*Stated task*: Review the material line by line. Identify and copy every line that contains the string "visit".

(Stored data entries)
========

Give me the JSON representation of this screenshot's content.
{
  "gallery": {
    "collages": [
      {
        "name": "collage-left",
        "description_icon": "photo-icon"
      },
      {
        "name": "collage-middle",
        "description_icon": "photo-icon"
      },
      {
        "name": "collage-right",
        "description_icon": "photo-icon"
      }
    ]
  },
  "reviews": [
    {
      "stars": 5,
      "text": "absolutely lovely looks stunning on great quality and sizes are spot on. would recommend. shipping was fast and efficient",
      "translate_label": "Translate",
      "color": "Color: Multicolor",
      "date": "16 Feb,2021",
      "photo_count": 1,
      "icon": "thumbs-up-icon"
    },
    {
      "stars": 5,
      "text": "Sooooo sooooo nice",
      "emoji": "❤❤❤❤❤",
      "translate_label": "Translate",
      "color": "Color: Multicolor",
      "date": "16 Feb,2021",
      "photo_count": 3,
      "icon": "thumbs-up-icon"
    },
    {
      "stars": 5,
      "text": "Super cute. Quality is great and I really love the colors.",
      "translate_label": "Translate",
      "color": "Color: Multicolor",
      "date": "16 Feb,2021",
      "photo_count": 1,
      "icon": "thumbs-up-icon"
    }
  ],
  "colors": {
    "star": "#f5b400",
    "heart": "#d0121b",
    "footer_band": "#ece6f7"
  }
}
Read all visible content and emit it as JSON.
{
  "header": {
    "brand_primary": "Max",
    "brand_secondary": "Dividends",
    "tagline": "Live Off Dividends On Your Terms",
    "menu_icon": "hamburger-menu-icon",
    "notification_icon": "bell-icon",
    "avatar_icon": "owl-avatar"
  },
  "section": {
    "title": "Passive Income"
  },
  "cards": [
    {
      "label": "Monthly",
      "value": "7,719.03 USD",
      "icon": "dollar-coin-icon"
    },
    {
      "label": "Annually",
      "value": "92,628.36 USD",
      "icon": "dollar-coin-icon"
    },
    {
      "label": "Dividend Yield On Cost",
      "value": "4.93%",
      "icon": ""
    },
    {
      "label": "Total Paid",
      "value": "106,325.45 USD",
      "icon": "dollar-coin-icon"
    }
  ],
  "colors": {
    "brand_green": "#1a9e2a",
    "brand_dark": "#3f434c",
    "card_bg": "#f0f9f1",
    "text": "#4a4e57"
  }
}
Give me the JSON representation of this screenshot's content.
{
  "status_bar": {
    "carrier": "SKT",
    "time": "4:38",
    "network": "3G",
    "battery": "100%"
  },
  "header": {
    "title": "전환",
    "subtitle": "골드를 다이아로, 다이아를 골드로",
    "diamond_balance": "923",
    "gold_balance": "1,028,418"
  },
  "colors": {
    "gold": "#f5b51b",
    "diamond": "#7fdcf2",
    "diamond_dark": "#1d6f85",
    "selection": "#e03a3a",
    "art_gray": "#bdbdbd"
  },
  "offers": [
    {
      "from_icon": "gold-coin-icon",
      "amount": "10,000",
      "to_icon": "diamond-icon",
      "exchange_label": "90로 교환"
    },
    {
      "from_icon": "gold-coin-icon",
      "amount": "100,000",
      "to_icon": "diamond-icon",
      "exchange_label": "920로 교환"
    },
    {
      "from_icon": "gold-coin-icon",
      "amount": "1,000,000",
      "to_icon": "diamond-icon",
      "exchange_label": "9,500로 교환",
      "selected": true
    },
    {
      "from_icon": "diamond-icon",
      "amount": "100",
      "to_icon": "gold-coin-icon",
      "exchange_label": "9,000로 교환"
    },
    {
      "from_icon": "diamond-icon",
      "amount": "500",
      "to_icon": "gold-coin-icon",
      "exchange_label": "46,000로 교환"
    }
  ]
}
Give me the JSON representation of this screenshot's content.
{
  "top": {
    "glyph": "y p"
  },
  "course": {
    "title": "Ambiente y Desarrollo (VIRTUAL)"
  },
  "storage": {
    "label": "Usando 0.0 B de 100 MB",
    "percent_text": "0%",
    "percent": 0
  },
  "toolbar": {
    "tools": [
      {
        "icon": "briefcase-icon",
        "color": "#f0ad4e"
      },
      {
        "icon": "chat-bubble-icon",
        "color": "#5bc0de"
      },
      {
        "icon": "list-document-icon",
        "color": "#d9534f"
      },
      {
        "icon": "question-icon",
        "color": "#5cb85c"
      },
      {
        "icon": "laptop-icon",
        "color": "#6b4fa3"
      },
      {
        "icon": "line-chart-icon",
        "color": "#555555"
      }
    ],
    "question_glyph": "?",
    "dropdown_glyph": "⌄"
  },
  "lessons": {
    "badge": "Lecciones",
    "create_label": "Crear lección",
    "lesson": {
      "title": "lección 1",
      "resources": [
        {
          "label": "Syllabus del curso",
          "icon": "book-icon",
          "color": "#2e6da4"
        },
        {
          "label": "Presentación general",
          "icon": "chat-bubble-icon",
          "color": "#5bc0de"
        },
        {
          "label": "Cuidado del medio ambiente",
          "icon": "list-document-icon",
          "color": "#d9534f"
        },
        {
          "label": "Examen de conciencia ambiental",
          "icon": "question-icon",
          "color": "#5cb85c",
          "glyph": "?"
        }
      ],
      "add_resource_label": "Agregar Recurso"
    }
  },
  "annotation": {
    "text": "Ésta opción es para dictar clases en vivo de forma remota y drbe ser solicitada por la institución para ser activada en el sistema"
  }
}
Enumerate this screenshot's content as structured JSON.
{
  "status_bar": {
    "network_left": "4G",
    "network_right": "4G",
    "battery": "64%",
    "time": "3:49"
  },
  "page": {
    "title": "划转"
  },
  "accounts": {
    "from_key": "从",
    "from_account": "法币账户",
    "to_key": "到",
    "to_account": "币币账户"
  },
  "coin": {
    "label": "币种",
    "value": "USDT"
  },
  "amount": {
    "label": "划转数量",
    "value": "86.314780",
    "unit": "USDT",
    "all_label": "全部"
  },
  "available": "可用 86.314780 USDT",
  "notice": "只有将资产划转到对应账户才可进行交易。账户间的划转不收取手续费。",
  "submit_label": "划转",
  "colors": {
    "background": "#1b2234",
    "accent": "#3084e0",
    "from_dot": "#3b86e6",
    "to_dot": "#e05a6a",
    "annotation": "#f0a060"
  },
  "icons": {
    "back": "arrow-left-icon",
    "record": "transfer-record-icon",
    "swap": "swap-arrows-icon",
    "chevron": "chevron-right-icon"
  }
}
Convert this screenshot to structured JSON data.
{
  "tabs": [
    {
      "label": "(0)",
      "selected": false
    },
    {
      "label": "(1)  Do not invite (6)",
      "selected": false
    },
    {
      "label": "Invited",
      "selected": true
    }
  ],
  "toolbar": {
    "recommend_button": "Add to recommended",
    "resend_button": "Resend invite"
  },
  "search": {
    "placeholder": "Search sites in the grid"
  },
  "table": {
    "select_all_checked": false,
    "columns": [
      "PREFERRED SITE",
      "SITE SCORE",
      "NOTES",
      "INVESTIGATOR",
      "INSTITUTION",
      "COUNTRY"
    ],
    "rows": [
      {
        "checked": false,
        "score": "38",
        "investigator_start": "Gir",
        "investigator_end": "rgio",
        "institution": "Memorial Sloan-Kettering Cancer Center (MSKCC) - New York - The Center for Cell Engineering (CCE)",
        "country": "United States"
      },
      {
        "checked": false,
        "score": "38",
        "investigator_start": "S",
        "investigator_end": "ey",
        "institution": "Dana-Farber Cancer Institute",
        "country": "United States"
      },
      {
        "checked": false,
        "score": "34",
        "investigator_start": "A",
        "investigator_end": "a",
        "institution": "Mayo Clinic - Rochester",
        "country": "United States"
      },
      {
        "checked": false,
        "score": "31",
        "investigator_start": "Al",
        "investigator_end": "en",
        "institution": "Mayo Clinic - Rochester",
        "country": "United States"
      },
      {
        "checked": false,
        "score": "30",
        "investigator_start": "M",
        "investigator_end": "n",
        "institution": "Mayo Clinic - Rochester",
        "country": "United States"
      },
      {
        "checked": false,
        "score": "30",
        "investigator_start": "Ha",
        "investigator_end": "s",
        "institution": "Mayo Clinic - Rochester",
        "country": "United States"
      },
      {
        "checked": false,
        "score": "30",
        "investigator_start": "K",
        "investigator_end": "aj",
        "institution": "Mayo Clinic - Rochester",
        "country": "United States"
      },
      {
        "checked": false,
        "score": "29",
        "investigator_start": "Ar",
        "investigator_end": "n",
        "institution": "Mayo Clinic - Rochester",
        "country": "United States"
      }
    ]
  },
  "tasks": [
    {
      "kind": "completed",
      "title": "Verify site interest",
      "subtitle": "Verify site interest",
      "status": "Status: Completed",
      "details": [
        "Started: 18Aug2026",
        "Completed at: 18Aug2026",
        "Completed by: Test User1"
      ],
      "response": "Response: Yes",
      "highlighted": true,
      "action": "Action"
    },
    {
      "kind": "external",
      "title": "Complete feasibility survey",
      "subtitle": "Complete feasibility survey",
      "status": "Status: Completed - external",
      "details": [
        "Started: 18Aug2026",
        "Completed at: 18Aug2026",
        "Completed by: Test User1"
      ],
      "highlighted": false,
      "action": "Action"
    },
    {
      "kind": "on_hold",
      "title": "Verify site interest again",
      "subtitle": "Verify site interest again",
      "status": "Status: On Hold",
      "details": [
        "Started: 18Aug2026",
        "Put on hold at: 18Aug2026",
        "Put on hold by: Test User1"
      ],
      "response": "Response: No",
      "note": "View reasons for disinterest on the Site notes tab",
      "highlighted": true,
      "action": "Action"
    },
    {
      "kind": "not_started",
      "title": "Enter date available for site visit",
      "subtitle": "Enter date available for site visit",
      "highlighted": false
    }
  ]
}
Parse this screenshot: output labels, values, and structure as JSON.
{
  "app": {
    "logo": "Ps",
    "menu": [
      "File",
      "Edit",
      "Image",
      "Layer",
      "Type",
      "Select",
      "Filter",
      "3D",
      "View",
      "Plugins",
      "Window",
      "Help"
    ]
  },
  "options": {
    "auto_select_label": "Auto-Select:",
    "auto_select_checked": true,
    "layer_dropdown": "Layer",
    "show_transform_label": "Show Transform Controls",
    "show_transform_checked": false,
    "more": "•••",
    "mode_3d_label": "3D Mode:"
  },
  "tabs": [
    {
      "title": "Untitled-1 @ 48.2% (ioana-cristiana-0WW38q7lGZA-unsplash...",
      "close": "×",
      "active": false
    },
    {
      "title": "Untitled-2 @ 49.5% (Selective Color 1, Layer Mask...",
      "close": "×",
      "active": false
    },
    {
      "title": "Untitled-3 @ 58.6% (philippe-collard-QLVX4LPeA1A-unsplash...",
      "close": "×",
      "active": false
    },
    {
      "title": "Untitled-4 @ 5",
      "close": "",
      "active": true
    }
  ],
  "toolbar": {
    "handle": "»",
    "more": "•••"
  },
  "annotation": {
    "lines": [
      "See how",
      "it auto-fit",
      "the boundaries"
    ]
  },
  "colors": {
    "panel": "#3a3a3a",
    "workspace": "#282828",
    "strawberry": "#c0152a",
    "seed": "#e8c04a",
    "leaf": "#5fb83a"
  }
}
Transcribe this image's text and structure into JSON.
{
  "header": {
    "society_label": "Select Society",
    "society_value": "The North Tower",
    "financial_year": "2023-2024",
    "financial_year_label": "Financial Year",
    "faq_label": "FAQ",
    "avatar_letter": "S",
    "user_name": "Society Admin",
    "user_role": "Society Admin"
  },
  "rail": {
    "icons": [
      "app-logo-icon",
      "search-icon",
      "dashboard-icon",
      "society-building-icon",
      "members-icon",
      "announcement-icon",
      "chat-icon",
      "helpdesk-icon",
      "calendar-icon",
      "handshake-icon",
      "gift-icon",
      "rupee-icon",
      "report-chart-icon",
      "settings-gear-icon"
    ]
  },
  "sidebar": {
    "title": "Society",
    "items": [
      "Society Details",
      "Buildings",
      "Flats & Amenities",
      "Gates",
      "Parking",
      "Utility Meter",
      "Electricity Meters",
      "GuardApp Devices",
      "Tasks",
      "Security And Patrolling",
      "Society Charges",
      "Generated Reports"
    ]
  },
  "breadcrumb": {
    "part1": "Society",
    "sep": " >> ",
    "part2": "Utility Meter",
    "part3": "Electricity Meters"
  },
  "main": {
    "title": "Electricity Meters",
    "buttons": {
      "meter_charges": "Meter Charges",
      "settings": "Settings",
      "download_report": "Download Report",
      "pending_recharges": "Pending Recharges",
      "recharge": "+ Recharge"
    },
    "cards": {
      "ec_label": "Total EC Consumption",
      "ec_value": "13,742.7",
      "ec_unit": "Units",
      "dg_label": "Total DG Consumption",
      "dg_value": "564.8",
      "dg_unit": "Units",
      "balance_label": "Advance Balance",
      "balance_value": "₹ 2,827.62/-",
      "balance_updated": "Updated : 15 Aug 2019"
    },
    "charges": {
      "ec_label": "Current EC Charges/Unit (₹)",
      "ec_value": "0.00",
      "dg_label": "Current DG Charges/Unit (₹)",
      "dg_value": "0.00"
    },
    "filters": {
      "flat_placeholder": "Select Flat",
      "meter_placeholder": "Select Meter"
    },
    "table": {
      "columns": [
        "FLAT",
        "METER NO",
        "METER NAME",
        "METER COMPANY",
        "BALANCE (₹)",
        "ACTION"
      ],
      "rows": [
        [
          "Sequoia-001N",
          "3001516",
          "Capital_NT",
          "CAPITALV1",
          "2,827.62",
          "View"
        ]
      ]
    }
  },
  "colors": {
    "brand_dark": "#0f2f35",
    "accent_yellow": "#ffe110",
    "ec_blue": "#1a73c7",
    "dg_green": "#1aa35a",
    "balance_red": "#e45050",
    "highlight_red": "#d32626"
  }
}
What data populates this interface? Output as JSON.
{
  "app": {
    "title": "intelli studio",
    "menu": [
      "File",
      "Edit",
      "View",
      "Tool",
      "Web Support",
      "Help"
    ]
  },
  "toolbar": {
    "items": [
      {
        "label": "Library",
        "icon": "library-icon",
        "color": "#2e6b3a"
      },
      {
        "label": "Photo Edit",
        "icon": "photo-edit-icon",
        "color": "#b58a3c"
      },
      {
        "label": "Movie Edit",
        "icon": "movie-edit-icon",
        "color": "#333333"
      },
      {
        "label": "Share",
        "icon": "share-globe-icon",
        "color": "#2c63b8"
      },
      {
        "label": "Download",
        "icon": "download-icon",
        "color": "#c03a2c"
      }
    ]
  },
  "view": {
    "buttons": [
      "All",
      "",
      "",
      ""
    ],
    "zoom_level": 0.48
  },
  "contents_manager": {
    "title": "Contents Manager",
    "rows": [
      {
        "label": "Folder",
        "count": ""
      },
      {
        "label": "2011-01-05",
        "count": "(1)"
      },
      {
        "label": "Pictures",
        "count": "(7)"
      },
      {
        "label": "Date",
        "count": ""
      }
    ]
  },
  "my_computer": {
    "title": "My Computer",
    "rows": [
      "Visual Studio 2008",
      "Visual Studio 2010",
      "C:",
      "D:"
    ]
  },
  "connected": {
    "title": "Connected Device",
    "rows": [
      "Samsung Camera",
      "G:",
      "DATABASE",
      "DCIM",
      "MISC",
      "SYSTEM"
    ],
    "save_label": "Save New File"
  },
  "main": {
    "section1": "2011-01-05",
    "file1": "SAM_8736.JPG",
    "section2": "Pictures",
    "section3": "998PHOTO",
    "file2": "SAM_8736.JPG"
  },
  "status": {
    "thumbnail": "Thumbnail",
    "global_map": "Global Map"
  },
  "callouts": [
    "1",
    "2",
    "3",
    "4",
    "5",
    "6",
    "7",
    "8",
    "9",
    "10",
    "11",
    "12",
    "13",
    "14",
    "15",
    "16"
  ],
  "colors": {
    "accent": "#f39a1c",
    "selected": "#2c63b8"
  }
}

========

*Exercise solution*:
      "title": "Enter date available for site visit",
      "subtitle": "Enter date available for site visit",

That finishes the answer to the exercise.